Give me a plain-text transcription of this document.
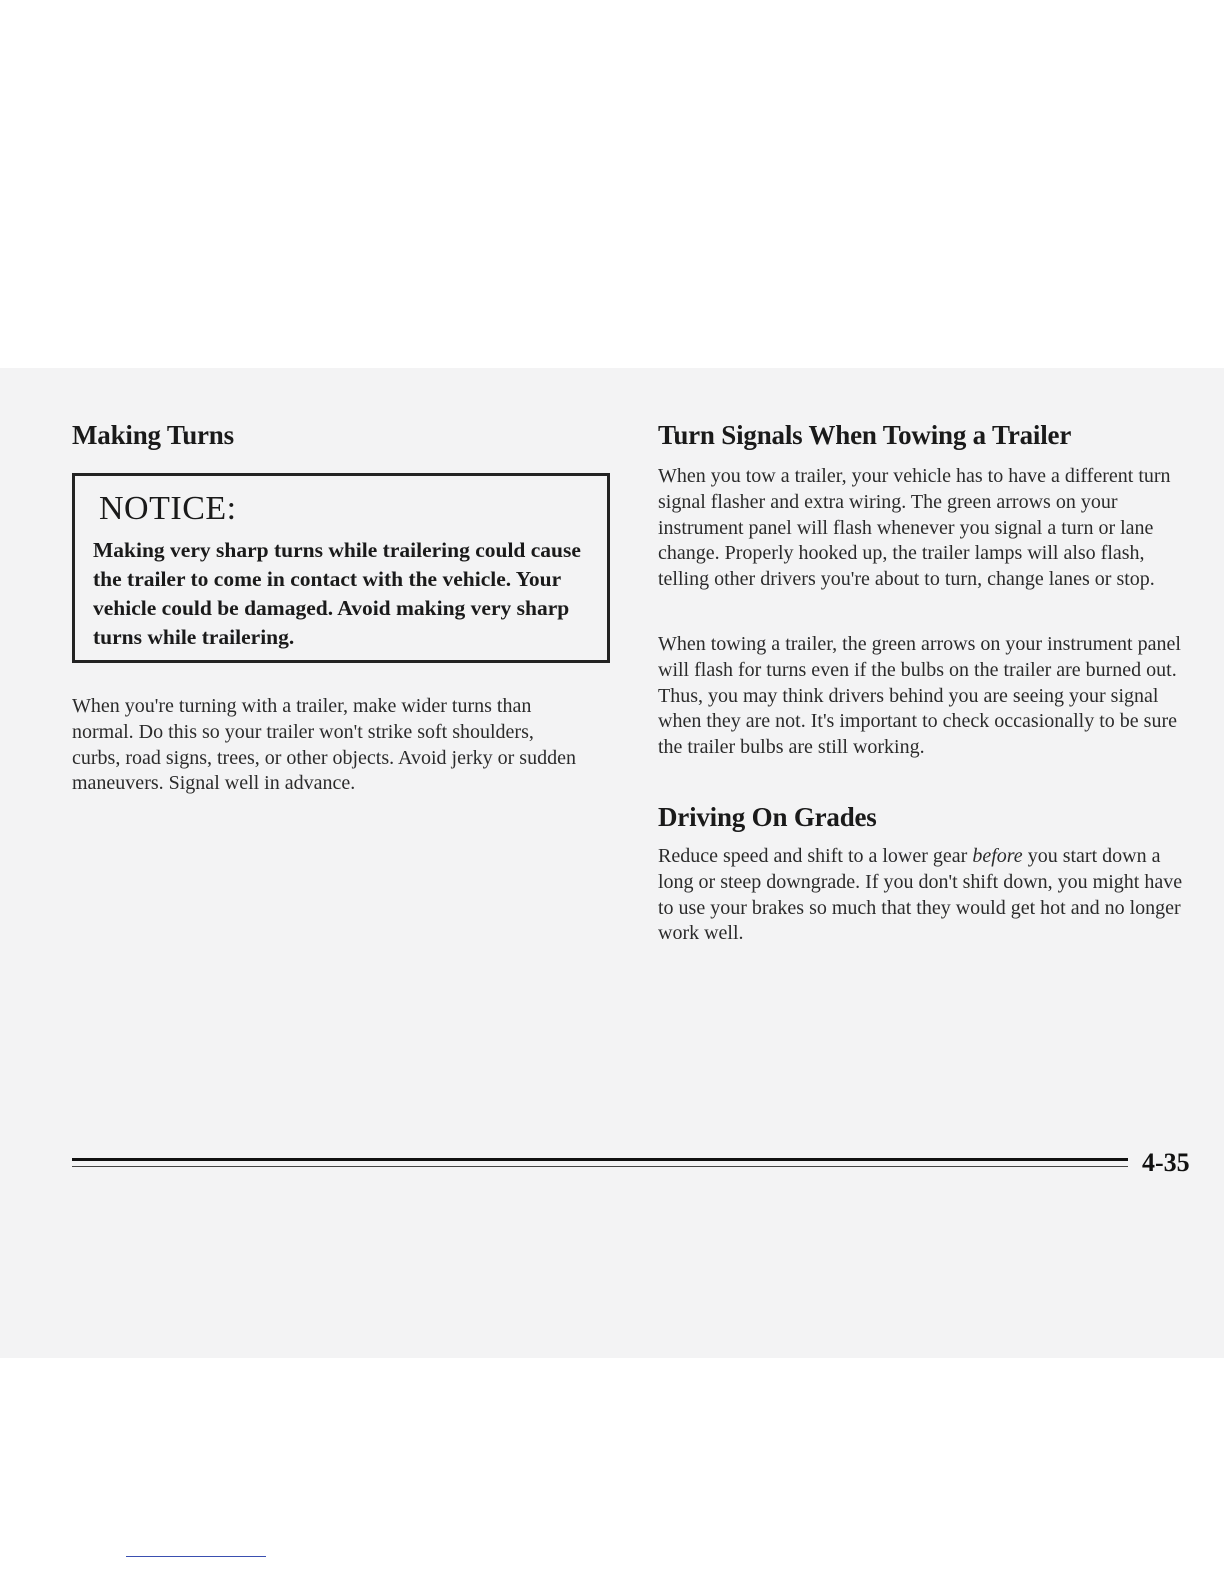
Making Turns
NOTICE:

Making very sharp turns while trailering could cause the trailer to come in contact with the vehicle. Your vehicle could be damaged. Avoid making very sharp turns while trailering.

When you're turning with a trailer, make wider turns than normal. Do this so your trailer won't strike soft shoulders, curbs, road signs, trees, or other objects. Avoid jerky or sudden maneuvers. Signal well in advance.

Turn Signals When Towing a Trailer

When you tow a trailer, your vehicle has to have a different turn signal flasher and extra wiring. The green arrows on your instrument panel will flash whenever you signal a turn or lane change. Properly hooked up, the trailer lamps will also flash, telling other drivers you're about to turn, change lanes or stop.

When towing a trailer, the green arrows on your instrument panel will flash for turns even if the bulbs on the trailer are burned out. Thus, you may think drivers behind you are seeing your signal when they are not. It's important to check occasionally to be sure the trailer bulbs are still working.

Driving On Grades

Reduce speed and shift to a lower gear before you start down a long or steep downgrade. If you don't shift down, you might have to use your brakes so much that they would get hot and no longer work well.

4-35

**Directions for this task:**
Return all of the entries exactly as written, but drop any pictures they hold.

**Response to the task:**
Give me a plain-text transcription of this document.
Making Turns
NOTICE:

Making very sharp turns while trailering could cause the trailer to come in contact with the vehicle. Your vehicle could be damaged. Avoid making very sharp turns while trailering.

When you're turning with a trailer, make wider turns than normal. Do this so your trailer won't strike soft shoulders, curbs, road signs, trees, or other objects. Avoid jerky or sudden maneuvers. Signal well in advance.

Turn Signals When Towing a Trailer

When you tow a trailer, your vehicle has to have a different turn signal flasher and extra wiring. The green arrows on your instrument panel will flash whenever you signal a turn or lane change. Properly hooked up, the trailer lamps will also flash, telling other drivers you're about to turn, change lanes or stop.

When towing a trailer, the green arrows on your instrument panel will flash for turns even if the bulbs on the trailer are burned out. Thus, you may think drivers behind you are seeing your signal when they are not. It's important to check occasionally to be sure the trailer bulbs are still working.

Driving On Grades

Reduce speed and shift to a lower gear before you start down a long or steep downgrade. If you don't shift down, you might have to use your brakes so much that they would get hot and no longer work well.

4-35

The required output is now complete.